───── Data provided
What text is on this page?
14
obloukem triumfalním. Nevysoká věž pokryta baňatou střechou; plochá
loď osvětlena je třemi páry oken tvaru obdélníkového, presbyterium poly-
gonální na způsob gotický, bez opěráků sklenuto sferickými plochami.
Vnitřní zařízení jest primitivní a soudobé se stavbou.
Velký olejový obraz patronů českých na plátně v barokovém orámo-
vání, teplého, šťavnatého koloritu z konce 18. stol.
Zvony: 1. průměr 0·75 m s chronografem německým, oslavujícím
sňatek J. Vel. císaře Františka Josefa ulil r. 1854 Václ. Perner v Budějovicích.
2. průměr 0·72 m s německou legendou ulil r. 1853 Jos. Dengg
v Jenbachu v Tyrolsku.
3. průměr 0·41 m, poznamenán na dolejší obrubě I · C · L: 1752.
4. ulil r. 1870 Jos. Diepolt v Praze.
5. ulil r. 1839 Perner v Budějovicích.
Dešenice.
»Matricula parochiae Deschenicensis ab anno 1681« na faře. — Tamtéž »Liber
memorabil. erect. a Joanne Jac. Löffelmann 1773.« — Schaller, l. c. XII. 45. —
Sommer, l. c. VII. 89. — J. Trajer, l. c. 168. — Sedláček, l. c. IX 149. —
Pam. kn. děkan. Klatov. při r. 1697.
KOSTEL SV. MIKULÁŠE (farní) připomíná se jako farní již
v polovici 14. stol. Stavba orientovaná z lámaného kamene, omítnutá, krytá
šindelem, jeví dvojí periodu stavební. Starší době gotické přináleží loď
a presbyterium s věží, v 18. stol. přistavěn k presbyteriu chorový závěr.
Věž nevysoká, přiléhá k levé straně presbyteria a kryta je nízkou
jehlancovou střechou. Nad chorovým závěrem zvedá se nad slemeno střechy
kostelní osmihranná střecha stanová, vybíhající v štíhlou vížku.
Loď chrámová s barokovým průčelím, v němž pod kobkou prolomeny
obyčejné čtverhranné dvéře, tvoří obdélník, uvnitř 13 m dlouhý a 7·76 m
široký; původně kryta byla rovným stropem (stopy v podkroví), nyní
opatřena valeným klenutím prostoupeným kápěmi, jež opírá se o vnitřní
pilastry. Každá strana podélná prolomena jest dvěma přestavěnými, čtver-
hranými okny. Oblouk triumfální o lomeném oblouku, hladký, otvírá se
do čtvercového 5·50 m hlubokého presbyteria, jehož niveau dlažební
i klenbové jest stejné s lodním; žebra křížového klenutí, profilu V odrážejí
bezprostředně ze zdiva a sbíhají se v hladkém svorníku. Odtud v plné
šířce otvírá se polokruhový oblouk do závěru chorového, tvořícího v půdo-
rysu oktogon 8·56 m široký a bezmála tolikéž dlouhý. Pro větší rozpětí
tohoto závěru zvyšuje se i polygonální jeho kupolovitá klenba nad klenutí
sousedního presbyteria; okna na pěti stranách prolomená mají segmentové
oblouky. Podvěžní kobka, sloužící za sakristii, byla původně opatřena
──────────
───── Data provided
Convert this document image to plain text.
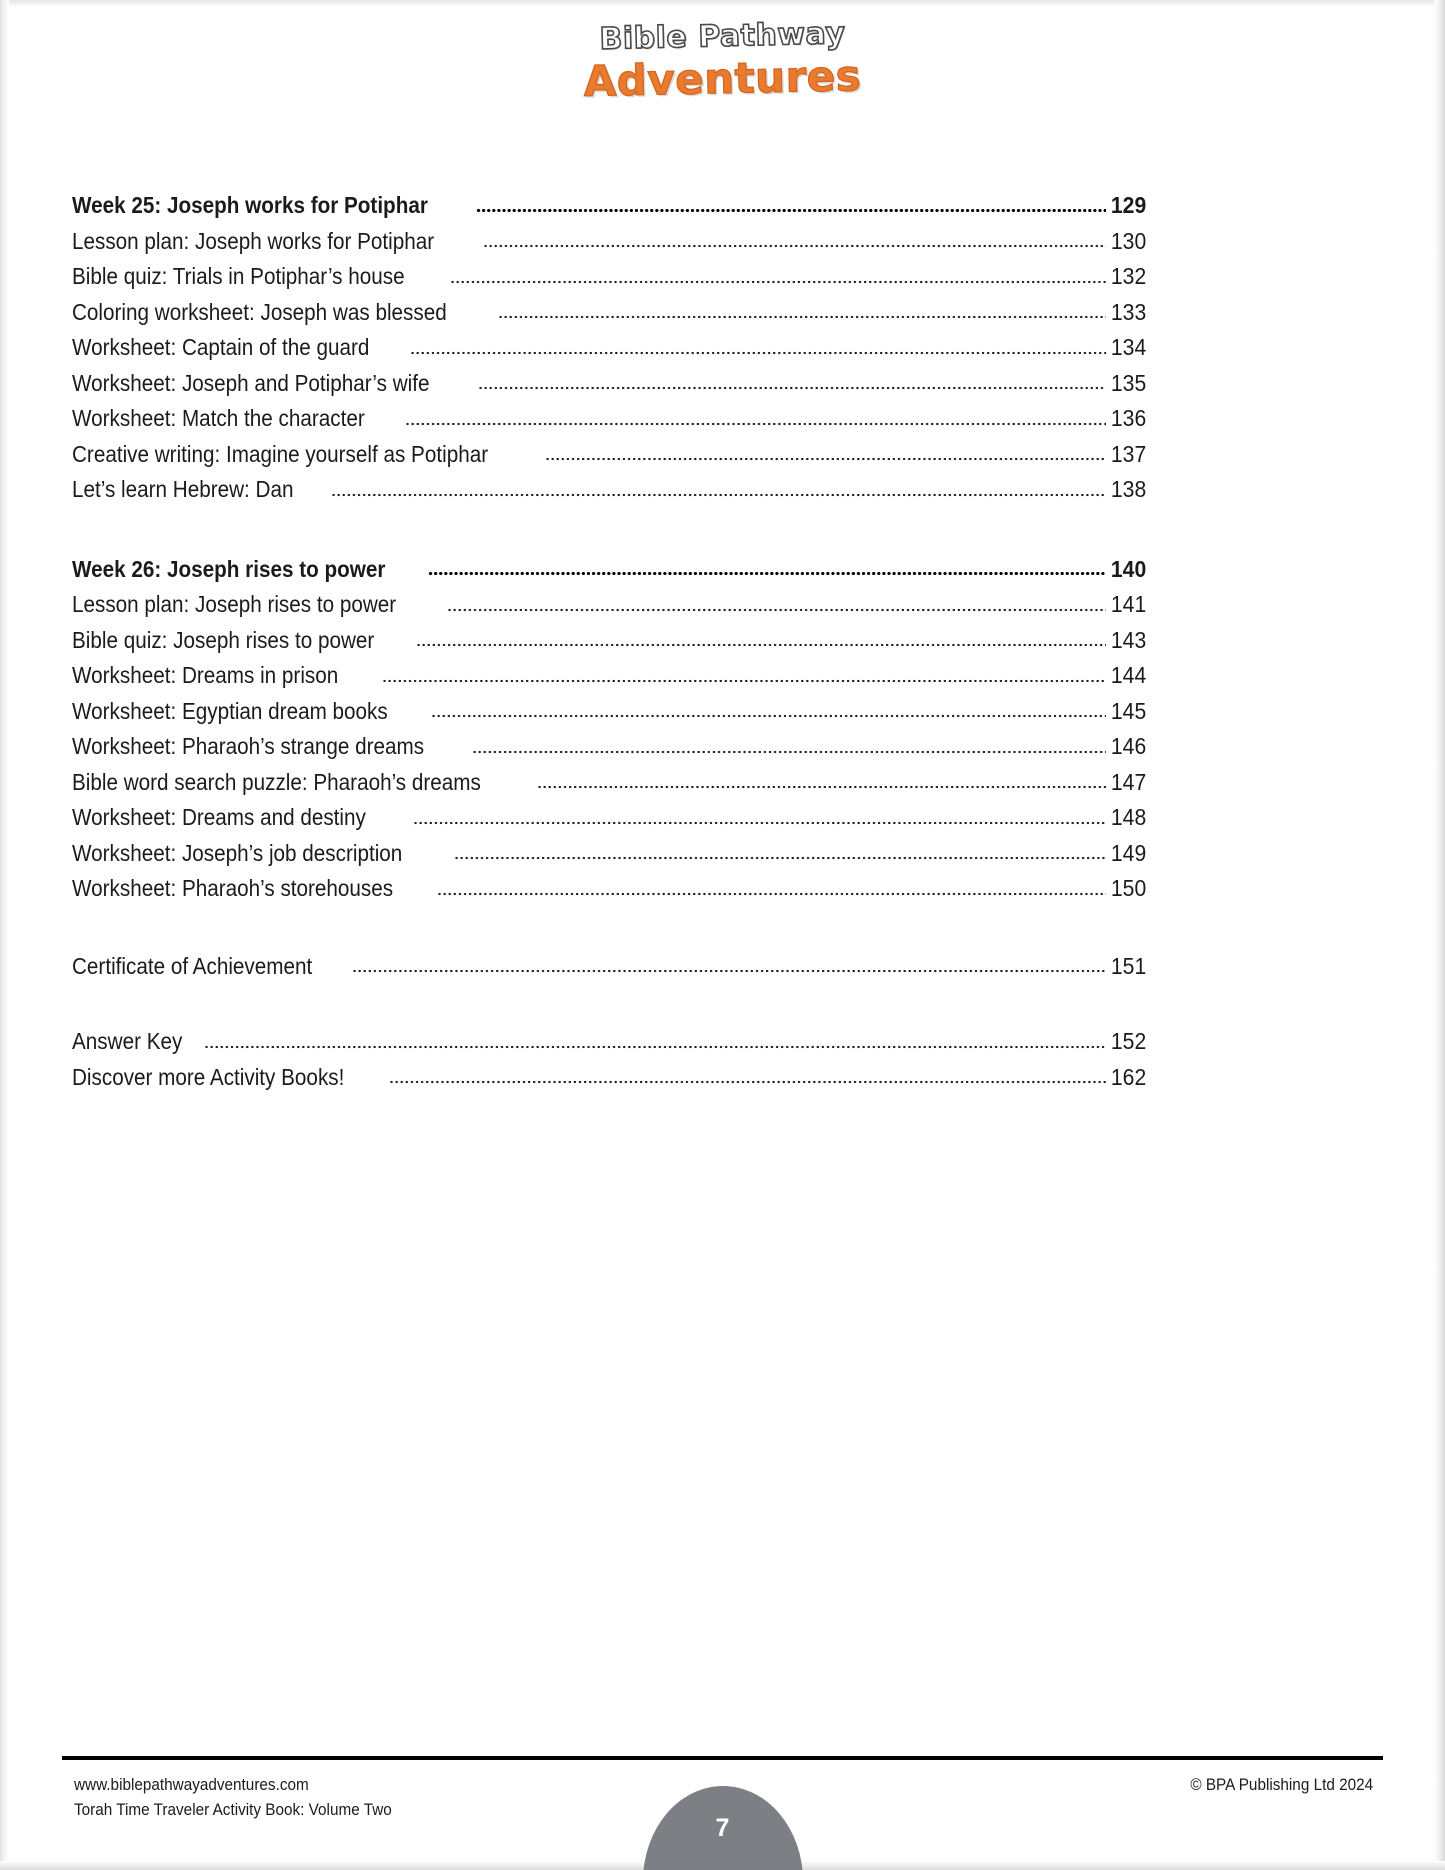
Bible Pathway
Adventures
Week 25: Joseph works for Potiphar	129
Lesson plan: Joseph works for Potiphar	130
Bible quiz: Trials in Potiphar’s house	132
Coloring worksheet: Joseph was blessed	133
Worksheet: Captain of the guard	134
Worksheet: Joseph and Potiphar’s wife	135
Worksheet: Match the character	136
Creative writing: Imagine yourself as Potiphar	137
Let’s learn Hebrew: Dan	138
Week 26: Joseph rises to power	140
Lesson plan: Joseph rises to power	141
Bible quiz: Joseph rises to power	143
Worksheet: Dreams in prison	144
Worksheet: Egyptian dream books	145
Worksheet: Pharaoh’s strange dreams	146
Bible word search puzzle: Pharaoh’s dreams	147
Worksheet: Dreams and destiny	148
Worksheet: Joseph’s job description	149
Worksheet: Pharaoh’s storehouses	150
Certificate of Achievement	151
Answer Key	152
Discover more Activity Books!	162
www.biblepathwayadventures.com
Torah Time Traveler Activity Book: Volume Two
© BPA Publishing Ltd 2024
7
──────────
Determine how many lines in the listing above hold the string "byla", then write only the number.

2